+++ Given data

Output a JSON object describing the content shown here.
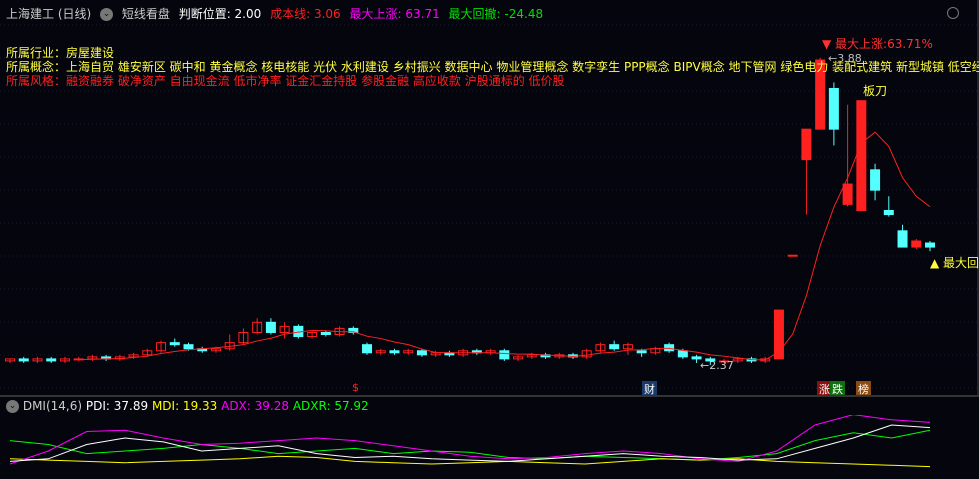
{
  "header": {
    "title": "上海建工 (日线)",
    "mode": "短线看盘",
    "judge": "判断位置: 2.00",
    "cost": "成本线: 3.06",
    "max_up": "最大上涨: 63.71",
    "max_dd": "最大回撤: -24.48"
  },
  "info": {
    "industry": "所属行业：房屋建设",
    "concepts": "所属概念：上海自贸 雄安新区 碳中和 黄金概念 核电核能 光伏 水利建设 乡村振兴 数据中心 物业管理概念 数字孪生 PPP概念 BIPV概念 地下管网 绿色电力 装配式建筑 新型城镇 低空经济",
    "styles": "所属风格：融资融券 破净资产 自由现金流 低市净率 证金汇金持股 参股金融 高应收款 沪股通标的 低价股"
  },
  "annotations": {
    "max_up_label": "▼ 最大上涨:63.71%",
    "blade": "板刀",
    "max_dd_label": "▲ 最大回",
    "low": "←2.37",
    "high": "←3.88"
  },
  "tags": {
    "s": "$",
    "cai": "财",
    "zhang": "涨",
    "die": "跌",
    "bang": "榜"
  },
  "dmi": {
    "title": "DMI(14,6)",
    "pdi": "PDI: 37.89",
    "mdi": "MDI: 19.33",
    "adx": "ADX: 39.28",
    "adxr": "ADXR: 57.92"
  },
  "colors": {
    "up": "#ff2020",
    "down": "#54ffff",
    "ma": "#ff2020",
    "pdi": "#ffffff",
    "mdi": "#ffff00",
    "adx": "#ff00ff",
    "adxr": "#00ff00"
  },
  "chart_data": {
    "type": "candlestick",
    "price_range": [
      2.37,
      3.88
    ],
    "candles": [
      [
        2.39,
        2.4,
        2.4,
        2.38
      ],
      [
        2.4,
        2.39,
        2.41,
        2.38
      ],
      [
        2.39,
        2.4,
        2.41,
        2.38
      ],
      [
        2.4,
        2.39,
        2.41,
        2.38
      ],
      [
        2.39,
        2.4,
        2.41,
        2.38
      ],
      [
        2.4,
        2.4,
        2.41,
        2.39
      ],
      [
        2.4,
        2.41,
        2.42,
        2.39
      ],
      [
        2.41,
        2.4,
        2.42,
        2.39
      ],
      [
        2.4,
        2.41,
        2.42,
        2.39
      ],
      [
        2.41,
        2.42,
        2.43,
        2.4
      ],
      [
        2.42,
        2.44,
        2.45,
        2.41
      ],
      [
        2.44,
        2.48,
        2.49,
        2.43
      ],
      [
        2.48,
        2.47,
        2.5,
        2.46
      ],
      [
        2.47,
        2.45,
        2.48,
        2.44
      ],
      [
        2.45,
        2.44,
        2.46,
        2.43
      ],
      [
        2.44,
        2.45,
        2.46,
        2.43
      ],
      [
        2.45,
        2.48,
        2.52,
        2.44
      ],
      [
        2.48,
        2.53,
        2.55,
        2.47
      ],
      [
        2.53,
        2.58,
        2.6,
        2.52
      ],
      [
        2.58,
        2.53,
        2.6,
        2.52
      ],
      [
        2.53,
        2.56,
        2.58,
        2.5
      ],
      [
        2.56,
        2.51,
        2.57,
        2.5
      ],
      [
        2.51,
        2.53,
        2.54,
        2.5
      ],
      [
        2.53,
        2.52,
        2.54,
        2.51
      ],
      [
        2.52,
        2.55,
        2.56,
        2.51
      ],
      [
        2.55,
        2.53,
        2.56,
        2.52
      ],
      [
        2.47,
        2.43,
        2.48,
        2.42
      ],
      [
        2.43,
        2.44,
        2.45,
        2.42
      ],
      [
        2.44,
        2.43,
        2.45,
        2.42
      ],
      [
        2.43,
        2.44,
        2.45,
        2.42
      ],
      [
        2.44,
        2.42,
        2.45,
        2.41
      ],
      [
        2.42,
        2.43,
        2.44,
        2.41
      ],
      [
        2.43,
        2.42,
        2.44,
        2.41
      ],
      [
        2.42,
        2.44,
        2.45,
        2.41
      ],
      [
        2.44,
        2.43,
        2.45,
        2.42
      ],
      [
        2.43,
        2.44,
        2.45,
        2.42
      ],
      [
        2.44,
        2.4,
        2.45,
        2.39
      ],
      [
        2.4,
        2.41,
        2.42,
        2.39
      ],
      [
        2.41,
        2.42,
        2.43,
        2.4
      ],
      [
        2.42,
        2.41,
        2.43,
        2.4
      ],
      [
        2.41,
        2.42,
        2.43,
        2.4
      ],
      [
        2.42,
        2.41,
        2.43,
        2.4
      ],
      [
        2.41,
        2.44,
        2.45,
        2.4
      ],
      [
        2.44,
        2.47,
        2.48,
        2.43
      ],
      [
        2.47,
        2.45,
        2.49,
        2.44
      ],
      [
        2.45,
        2.47,
        2.48,
        2.42
      ],
      [
        2.44,
        2.43,
        2.45,
        2.41
      ],
      [
        2.43,
        2.45,
        2.46,
        2.42
      ],
      [
        2.47,
        2.44,
        2.48,
        2.43
      ],
      [
        2.44,
        2.41,
        2.45,
        2.4
      ],
      [
        2.41,
        2.4,
        2.42,
        2.38
      ],
      [
        2.4,
        2.39,
        2.41,
        2.37
      ],
      [
        2.39,
        2.39,
        2.4,
        2.38
      ],
      [
        2.39,
        2.4,
        2.41,
        2.38
      ],
      [
        2.4,
        2.39,
        2.41,
        2.38
      ],
      [
        2.39,
        2.4,
        2.41,
        2.38
      ],
      [
        2.4,
        2.64,
        2.64,
        2.4
      ],
      [
        2.91,
        2.91,
        2.91,
        2.91
      ],
      [
        3.38,
        3.53,
        3.53,
        3.11
      ],
      [
        3.53,
        3.87,
        3.88,
        3.53
      ],
      [
        3.73,
        3.53,
        3.76,
        3.45
      ],
      [
        3.16,
        3.26,
        3.65,
        3.15
      ],
      [
        3.13,
        3.67,
        3.67,
        3.13
      ],
      [
        3.33,
        3.23,
        3.36,
        3.18
      ],
      [
        3.13,
        3.11,
        3.2,
        3.1
      ],
      [
        3.03,
        2.95,
        3.06,
        2.95
      ],
      [
        2.95,
        2.98,
        2.99,
        2.94
      ],
      [
        2.97,
        2.95,
        2.98,
        2.93
      ]
    ],
    "ma_period": 6,
    "dmi": {
      "pdi": [
        12,
        14,
        25,
        30,
        27,
        20,
        22,
        24,
        18,
        15,
        16,
        14,
        13,
        12,
        14,
        16,
        18,
        16,
        15,
        13,
        14,
        22,
        30,
        40,
        38
      ],
      "mdi": [
        14,
        13,
        12,
        11,
        12,
        13,
        14,
        16,
        15,
        12,
        11,
        10,
        11,
        12,
        11,
        10,
        12,
        14,
        13,
        14,
        12,
        11,
        10,
        9,
        8
      ],
      "adx": [
        10,
        20,
        35,
        36,
        30,
        25,
        26,
        28,
        30,
        28,
        24,
        20,
        16,
        14,
        15,
        18,
        20,
        18,
        14,
        12,
        20,
        40,
        48,
        44,
        42
      ],
      "adxr": [
        28,
        25,
        18,
        20,
        22,
        25,
        22,
        18,
        20,
        22,
        18,
        20,
        19,
        15,
        14,
        16,
        15,
        14,
        13,
        15,
        18,
        28,
        34,
        30,
        36
      ]
    }
  }
}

++++++

Determine how many lines of the material include the string "最大上涨". Output only that count.

### Worked solution
2